Information provided:
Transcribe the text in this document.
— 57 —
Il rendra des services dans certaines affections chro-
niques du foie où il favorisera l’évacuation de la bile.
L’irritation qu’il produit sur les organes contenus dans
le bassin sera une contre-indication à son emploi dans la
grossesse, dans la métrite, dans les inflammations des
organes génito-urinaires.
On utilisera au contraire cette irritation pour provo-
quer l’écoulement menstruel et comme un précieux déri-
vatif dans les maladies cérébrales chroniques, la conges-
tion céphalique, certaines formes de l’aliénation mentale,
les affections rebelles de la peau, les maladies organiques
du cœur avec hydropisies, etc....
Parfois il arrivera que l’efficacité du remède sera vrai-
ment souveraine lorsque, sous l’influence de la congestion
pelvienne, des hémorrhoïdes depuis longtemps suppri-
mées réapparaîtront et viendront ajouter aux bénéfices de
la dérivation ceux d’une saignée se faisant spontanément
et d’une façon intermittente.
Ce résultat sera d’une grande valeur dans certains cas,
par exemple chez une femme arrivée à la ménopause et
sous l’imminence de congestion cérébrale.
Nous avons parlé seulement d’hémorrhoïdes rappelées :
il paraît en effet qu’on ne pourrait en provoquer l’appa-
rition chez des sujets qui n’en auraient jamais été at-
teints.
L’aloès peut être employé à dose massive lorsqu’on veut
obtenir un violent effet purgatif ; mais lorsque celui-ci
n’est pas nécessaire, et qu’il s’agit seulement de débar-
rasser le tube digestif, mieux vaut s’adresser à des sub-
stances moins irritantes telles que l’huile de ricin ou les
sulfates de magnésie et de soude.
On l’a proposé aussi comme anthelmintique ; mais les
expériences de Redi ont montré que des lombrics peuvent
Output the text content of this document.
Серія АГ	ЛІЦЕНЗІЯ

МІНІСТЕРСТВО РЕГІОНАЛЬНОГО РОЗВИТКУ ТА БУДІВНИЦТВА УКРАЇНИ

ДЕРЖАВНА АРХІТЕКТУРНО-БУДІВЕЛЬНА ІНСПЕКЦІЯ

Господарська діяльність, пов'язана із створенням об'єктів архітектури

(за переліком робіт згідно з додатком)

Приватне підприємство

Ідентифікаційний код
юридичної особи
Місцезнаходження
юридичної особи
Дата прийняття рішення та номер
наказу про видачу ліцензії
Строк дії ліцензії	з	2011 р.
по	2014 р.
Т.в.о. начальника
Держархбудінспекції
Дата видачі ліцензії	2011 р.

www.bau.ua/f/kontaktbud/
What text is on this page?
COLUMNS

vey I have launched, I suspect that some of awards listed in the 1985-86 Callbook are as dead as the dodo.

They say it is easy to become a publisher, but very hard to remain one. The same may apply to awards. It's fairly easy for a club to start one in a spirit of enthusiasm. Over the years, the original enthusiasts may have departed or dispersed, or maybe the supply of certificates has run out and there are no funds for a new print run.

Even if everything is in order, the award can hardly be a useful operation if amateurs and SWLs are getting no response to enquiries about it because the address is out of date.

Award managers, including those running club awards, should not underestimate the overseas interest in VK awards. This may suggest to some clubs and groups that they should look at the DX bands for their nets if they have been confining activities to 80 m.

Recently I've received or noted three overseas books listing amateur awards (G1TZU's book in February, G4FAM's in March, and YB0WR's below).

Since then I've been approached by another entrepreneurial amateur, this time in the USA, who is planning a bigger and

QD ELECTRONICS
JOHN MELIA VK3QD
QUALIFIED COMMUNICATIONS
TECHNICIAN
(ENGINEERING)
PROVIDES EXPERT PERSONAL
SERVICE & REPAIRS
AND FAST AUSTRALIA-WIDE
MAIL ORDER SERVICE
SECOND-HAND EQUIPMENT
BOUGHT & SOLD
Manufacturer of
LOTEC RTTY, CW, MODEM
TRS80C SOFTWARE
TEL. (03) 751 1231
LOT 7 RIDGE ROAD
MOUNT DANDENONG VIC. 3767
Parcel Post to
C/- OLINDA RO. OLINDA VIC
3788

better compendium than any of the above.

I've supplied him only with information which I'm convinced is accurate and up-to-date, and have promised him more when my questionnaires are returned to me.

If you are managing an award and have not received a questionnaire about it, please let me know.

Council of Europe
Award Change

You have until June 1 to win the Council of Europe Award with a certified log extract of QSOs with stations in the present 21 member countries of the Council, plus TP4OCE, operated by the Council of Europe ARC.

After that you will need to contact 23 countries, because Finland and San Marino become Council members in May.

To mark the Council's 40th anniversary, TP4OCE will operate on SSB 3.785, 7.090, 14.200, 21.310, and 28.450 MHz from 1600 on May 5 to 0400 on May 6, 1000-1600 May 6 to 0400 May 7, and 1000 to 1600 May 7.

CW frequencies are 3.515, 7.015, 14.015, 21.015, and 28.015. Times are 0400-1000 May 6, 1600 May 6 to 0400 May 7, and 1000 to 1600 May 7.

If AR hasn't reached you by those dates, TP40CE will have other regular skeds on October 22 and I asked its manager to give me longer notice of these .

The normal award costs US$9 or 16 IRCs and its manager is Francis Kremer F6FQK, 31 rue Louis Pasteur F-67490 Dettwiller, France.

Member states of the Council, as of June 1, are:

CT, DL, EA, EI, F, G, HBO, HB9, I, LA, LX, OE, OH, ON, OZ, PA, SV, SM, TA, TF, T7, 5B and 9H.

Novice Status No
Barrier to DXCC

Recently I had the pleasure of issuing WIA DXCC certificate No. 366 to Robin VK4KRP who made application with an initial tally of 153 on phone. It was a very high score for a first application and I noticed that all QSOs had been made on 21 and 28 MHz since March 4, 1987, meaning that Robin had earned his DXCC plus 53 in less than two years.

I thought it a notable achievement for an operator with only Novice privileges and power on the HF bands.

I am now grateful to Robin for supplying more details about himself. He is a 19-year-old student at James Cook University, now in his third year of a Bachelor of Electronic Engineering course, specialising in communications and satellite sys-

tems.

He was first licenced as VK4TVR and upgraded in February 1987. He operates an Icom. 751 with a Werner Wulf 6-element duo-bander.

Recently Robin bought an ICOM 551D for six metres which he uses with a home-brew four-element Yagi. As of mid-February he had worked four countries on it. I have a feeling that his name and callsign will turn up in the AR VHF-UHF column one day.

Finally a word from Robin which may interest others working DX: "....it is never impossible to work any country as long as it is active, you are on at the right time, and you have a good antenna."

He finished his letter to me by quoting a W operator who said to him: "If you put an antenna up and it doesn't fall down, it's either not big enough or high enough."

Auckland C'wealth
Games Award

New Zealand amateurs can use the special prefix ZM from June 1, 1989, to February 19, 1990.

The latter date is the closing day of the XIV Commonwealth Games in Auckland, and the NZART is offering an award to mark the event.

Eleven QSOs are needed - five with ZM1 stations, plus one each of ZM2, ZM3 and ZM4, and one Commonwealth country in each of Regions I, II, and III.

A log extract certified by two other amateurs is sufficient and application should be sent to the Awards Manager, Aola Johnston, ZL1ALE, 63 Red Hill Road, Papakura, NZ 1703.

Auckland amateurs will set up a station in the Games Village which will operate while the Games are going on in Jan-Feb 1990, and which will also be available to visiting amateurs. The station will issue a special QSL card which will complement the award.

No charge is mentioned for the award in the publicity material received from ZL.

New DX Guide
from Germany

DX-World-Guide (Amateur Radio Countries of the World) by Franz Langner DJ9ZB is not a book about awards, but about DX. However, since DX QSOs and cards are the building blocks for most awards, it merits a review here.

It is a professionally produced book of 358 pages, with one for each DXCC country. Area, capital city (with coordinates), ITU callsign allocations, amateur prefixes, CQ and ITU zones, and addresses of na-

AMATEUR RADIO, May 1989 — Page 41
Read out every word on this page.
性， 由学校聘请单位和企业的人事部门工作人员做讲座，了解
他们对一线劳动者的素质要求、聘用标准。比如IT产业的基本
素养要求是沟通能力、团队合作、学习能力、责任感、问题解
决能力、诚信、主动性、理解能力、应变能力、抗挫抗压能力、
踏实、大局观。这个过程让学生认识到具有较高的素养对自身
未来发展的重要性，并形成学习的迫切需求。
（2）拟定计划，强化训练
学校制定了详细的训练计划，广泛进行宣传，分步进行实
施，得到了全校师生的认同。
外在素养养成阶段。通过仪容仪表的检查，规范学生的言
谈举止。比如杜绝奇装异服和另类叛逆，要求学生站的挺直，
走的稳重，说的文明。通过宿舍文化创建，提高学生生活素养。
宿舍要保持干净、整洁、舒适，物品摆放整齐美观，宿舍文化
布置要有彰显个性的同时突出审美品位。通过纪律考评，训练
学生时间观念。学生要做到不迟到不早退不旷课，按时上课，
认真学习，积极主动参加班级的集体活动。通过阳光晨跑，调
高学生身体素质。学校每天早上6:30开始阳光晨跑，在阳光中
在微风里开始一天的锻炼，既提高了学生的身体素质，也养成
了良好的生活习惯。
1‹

Problem to solve:
Using the material above, reproduce exactly the line that contains "Read out every word on this page." and all lines after it through the last one, and only those.

Solution for this problem:
Read out every word on this page.
性， 由学校聘请单位和企业的人事部门工作人员做讲座，了解
他们对一线劳动者的素质要求、聘用标准。比如IT产业的基本
素养要求是沟通能力、团队合作、学习能力、责任感、问题解
决能力、诚信、主动性、理解能力、应变能力、抗挫抗压能力、
踏实、大局观。这个过程让学生认识到具有较高的素养对自身
未来发展的重要性，并形成学习的迫切需求。
（2）拟定计划，强化训练
学校制定了详细的训练计划，广泛进行宣传，分步进行实
施，得到了全校师生的认同。
外在素养养成阶段。通过仪容仪表的检查，规范学生的言
谈举止。比如杜绝奇装异服和另类叛逆，要求学生站的挺直，
走的稳重，说的文明。通过宿舍文化创建，提高学生生活素养。
宿舍要保持干净、整洁、舒适，物品摆放整齐美观，宿舍文化
布置要有彰显个性的同时突出审美品位。通过纪律考评，训练
学生时间观念。学生要做到不迟到不早退不旷课，按时上课，
认真学习，积极主动参加班级的集体活动。通过阳光晨跑，调
高学生身体素质。学校每天早上6:30开始阳光晨跑，在阳光中
在微风里开始一天的锻炼，既提高了学生的身体素质，也养成
了良好的生活习惯。
1‹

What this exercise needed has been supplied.